(EXERCISE OBJECTIVE)
Search the records for the word "onko" and pick out every line that has it.

(INPUT RECORDS)

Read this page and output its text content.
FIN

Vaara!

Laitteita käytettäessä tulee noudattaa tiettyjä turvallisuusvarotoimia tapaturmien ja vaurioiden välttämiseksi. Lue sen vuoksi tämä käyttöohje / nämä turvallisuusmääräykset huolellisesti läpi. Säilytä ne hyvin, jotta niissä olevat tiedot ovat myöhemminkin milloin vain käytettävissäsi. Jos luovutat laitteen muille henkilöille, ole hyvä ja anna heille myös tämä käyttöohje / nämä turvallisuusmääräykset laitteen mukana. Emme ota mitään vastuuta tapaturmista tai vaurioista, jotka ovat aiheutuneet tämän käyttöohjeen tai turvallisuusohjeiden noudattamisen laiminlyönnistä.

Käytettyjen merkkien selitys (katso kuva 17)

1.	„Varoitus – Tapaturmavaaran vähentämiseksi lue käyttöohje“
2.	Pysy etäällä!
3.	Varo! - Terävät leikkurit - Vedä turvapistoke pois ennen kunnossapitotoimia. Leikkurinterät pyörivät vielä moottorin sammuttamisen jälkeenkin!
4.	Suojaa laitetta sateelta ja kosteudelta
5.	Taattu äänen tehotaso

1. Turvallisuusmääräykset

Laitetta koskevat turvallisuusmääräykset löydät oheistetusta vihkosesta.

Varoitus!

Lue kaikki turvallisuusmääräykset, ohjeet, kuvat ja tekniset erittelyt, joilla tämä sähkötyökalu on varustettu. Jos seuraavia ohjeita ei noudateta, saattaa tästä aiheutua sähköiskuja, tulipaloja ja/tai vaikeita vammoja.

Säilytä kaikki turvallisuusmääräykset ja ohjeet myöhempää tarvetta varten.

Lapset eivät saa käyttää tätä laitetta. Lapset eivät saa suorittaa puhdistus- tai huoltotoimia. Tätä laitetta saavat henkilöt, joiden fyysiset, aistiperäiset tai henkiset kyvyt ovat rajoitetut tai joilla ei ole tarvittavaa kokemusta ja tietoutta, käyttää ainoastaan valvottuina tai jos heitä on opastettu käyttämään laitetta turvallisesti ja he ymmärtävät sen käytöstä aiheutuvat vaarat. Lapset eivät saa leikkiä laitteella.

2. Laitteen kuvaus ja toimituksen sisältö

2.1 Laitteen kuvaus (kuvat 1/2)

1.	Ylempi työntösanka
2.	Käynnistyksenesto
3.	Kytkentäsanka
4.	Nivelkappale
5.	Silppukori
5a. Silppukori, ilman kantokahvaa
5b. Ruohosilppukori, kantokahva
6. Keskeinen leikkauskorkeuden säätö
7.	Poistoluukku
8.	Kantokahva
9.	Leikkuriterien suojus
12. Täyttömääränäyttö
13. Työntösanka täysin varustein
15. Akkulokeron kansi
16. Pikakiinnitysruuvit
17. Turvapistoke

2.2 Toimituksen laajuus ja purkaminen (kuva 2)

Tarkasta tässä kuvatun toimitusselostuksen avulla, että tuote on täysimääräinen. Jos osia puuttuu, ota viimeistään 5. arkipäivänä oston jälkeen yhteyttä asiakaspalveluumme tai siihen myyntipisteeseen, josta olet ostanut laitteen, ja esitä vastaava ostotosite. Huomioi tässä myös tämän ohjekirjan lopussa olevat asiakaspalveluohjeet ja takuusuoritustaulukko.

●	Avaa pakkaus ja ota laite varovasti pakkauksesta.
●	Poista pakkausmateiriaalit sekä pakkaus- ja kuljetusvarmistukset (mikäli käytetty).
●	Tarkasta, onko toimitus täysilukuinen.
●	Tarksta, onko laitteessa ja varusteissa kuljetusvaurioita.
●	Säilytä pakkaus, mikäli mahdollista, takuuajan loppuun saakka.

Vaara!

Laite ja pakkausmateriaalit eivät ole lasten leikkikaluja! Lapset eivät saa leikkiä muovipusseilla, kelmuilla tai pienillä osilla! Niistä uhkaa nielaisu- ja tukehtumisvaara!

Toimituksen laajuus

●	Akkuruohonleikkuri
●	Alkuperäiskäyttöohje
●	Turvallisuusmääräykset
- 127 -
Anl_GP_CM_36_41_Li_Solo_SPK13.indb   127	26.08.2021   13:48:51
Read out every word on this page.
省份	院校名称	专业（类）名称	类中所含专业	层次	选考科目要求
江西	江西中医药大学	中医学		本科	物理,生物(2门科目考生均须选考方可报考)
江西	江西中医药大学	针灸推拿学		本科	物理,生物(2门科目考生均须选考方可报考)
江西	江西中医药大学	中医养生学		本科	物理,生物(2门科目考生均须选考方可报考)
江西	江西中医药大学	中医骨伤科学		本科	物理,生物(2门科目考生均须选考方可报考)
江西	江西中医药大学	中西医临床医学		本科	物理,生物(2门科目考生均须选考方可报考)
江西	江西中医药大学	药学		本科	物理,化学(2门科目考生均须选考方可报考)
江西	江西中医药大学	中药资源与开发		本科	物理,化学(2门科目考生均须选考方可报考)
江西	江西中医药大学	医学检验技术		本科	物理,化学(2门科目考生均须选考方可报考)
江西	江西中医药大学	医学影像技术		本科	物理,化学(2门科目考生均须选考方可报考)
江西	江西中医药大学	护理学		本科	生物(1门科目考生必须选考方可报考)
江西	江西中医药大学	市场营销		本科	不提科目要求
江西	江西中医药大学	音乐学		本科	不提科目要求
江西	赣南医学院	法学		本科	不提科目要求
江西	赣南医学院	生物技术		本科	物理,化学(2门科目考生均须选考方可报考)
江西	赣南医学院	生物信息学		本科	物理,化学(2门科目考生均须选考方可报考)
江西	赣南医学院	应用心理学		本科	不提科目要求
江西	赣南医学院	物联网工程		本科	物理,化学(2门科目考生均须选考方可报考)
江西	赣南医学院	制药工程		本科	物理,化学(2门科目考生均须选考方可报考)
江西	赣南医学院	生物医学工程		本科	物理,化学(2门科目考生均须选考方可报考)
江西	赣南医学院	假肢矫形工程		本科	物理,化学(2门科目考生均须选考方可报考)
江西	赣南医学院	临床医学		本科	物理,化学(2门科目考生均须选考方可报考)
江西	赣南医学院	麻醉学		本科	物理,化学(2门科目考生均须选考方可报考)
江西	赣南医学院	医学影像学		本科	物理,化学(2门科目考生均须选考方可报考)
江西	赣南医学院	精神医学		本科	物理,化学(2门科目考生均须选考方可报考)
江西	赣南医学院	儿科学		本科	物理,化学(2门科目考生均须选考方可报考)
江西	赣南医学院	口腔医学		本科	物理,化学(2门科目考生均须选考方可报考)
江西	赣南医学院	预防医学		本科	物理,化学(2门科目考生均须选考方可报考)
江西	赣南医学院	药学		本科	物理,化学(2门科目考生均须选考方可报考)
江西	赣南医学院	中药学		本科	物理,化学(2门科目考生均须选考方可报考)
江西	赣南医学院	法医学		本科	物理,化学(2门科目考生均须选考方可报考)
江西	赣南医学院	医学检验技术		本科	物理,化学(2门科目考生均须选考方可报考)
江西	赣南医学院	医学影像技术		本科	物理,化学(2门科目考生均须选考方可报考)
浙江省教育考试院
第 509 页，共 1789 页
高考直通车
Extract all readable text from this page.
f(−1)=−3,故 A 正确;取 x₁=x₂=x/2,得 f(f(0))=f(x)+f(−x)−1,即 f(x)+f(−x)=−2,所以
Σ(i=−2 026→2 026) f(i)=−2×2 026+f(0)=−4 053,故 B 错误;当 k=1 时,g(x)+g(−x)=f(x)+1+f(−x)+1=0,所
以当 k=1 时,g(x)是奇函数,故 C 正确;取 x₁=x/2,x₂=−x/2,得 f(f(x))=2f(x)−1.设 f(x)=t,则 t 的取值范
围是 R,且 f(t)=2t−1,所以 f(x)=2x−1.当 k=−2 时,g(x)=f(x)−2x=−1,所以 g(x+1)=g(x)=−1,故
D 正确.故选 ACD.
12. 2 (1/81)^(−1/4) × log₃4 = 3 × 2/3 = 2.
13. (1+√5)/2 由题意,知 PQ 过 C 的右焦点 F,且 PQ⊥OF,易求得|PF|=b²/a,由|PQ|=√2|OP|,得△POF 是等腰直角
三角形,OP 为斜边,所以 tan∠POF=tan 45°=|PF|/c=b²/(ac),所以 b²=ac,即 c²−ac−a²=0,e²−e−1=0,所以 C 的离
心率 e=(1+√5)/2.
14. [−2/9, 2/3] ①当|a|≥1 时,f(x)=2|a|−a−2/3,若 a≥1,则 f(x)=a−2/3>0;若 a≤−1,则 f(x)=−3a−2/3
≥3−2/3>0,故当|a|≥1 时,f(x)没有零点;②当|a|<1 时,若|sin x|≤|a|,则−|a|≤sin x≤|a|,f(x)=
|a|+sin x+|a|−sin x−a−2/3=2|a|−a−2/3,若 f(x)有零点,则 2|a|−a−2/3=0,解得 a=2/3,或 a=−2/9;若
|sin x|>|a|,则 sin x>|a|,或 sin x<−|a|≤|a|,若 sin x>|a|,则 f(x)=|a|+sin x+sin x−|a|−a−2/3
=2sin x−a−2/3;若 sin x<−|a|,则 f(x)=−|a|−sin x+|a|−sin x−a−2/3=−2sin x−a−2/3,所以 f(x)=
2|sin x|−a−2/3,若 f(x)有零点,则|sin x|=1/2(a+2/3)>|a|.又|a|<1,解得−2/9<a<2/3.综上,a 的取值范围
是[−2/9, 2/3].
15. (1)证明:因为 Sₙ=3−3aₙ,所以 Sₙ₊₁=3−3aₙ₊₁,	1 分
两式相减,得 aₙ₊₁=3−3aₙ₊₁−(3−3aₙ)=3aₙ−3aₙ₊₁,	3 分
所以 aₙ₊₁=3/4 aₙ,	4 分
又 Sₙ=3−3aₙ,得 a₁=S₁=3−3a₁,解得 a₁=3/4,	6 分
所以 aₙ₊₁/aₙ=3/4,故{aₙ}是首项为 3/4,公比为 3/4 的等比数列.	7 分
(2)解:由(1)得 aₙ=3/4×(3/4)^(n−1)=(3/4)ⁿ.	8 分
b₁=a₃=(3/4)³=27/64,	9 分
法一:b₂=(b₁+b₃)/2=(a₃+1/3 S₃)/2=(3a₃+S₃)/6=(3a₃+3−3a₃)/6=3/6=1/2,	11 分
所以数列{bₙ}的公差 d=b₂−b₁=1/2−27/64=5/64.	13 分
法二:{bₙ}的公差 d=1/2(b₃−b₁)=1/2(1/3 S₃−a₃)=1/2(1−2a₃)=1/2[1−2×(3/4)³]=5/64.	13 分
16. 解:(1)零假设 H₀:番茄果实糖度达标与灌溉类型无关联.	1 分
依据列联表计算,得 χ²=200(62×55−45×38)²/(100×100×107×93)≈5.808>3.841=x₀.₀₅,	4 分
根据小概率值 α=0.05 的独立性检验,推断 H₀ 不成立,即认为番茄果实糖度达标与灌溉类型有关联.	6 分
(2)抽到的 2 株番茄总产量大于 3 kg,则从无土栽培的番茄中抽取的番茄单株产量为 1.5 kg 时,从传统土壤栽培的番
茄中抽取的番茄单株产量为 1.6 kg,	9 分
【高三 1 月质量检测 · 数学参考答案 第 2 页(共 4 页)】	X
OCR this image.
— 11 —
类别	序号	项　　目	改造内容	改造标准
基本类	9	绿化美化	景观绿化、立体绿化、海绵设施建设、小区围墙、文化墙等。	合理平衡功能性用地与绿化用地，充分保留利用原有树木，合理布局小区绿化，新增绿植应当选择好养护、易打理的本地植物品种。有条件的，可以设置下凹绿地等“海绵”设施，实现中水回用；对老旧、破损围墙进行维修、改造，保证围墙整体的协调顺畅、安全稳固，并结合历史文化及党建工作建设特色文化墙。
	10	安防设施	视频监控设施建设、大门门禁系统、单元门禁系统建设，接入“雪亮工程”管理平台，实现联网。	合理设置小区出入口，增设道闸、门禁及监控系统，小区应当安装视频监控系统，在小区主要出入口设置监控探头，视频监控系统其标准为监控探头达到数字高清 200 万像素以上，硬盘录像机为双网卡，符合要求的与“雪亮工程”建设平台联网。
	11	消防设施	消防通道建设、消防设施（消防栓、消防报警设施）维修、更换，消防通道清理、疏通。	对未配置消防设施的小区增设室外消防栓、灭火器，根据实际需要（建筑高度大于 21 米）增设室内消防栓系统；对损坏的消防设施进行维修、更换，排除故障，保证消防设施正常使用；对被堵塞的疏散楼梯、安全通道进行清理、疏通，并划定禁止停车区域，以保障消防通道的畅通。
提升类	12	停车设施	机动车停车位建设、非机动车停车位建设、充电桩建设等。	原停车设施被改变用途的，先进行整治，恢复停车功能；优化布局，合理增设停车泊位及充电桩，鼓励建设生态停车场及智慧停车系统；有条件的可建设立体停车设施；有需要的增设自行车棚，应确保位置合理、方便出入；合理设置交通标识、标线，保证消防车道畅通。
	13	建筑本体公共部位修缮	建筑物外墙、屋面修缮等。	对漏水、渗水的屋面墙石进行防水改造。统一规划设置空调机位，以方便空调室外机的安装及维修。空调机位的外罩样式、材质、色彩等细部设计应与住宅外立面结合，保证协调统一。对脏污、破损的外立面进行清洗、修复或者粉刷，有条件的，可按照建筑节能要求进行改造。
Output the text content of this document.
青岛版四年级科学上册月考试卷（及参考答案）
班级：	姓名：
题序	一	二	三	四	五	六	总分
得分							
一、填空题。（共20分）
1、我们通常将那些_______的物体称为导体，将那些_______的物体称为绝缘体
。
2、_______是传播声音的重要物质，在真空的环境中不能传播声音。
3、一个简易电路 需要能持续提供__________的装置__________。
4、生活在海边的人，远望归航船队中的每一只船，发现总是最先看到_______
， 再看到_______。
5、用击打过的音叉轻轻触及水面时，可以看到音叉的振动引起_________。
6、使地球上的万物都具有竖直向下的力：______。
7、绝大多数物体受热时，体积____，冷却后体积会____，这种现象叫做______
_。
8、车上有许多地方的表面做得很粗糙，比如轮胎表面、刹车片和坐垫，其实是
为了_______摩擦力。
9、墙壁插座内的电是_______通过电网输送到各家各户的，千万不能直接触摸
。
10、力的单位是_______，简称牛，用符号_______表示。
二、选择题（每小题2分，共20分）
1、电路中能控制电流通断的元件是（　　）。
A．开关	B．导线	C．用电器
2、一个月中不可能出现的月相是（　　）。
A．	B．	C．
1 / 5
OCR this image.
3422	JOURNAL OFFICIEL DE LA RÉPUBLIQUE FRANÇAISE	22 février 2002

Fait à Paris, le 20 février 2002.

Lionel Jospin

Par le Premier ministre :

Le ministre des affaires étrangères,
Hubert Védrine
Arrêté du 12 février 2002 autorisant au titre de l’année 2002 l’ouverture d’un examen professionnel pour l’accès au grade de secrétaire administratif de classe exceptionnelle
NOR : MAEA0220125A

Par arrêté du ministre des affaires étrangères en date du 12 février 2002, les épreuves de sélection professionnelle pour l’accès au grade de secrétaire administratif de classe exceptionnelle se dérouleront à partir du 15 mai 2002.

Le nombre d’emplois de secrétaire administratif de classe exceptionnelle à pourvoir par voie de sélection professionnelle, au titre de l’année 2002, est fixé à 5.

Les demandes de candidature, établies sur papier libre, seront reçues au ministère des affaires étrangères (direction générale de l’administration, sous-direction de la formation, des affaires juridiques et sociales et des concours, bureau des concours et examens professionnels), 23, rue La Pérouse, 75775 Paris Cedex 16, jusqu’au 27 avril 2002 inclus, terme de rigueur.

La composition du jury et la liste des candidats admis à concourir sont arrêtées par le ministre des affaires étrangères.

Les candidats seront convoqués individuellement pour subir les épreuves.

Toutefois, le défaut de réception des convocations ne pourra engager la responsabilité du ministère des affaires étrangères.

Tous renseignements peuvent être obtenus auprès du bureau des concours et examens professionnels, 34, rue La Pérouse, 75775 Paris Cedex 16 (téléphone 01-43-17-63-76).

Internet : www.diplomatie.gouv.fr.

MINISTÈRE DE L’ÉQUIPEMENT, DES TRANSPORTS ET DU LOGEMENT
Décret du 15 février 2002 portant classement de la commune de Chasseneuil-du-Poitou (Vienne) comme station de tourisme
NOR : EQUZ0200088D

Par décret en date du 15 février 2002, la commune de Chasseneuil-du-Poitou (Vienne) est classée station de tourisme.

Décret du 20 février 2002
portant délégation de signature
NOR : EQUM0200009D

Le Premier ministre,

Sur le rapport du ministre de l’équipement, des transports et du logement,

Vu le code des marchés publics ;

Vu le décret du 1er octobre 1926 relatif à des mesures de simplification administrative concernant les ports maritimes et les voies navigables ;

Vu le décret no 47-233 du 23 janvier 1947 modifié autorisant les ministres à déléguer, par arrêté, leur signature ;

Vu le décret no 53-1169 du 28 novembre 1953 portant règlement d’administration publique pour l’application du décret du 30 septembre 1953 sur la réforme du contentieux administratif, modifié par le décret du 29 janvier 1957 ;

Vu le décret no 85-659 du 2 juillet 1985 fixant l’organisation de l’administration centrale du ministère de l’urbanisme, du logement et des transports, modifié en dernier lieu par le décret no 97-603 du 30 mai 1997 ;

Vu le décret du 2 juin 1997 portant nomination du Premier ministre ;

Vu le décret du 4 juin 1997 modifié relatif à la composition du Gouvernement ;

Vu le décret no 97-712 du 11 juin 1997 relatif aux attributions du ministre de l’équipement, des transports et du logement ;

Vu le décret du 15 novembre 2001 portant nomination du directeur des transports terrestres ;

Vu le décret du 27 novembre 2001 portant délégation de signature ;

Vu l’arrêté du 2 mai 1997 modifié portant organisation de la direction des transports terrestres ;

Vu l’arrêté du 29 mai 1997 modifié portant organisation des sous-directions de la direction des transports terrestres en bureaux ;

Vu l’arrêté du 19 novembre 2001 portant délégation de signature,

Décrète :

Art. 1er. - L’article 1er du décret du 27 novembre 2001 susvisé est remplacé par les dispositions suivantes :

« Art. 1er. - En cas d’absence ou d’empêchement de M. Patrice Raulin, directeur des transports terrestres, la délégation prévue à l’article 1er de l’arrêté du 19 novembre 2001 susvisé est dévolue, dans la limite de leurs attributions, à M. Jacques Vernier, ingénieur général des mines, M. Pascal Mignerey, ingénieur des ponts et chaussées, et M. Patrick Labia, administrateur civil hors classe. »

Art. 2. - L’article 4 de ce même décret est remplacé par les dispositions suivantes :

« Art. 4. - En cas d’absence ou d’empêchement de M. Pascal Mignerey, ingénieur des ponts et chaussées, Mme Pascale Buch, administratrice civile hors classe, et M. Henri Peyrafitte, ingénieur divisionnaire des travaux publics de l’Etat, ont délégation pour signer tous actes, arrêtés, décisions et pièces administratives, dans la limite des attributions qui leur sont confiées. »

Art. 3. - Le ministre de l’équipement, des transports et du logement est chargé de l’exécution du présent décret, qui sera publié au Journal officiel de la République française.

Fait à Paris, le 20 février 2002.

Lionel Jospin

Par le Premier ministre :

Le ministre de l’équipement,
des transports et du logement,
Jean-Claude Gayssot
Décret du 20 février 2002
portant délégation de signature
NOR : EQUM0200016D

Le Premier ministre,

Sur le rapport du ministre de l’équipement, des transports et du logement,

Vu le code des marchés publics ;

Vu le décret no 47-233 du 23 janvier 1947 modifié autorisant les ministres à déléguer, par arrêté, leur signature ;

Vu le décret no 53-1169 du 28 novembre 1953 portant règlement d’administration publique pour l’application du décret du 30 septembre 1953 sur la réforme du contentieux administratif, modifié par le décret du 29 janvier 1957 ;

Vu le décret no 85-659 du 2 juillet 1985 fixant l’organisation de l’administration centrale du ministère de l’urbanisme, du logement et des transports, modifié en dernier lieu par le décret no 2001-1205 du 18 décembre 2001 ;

(EXERCISE SOLUTION)
●	Tarkasta, onko toimitus täysilukuinen.
●	Tarksta, onko laitteessa ja varusteissa kuljetusvaurioita.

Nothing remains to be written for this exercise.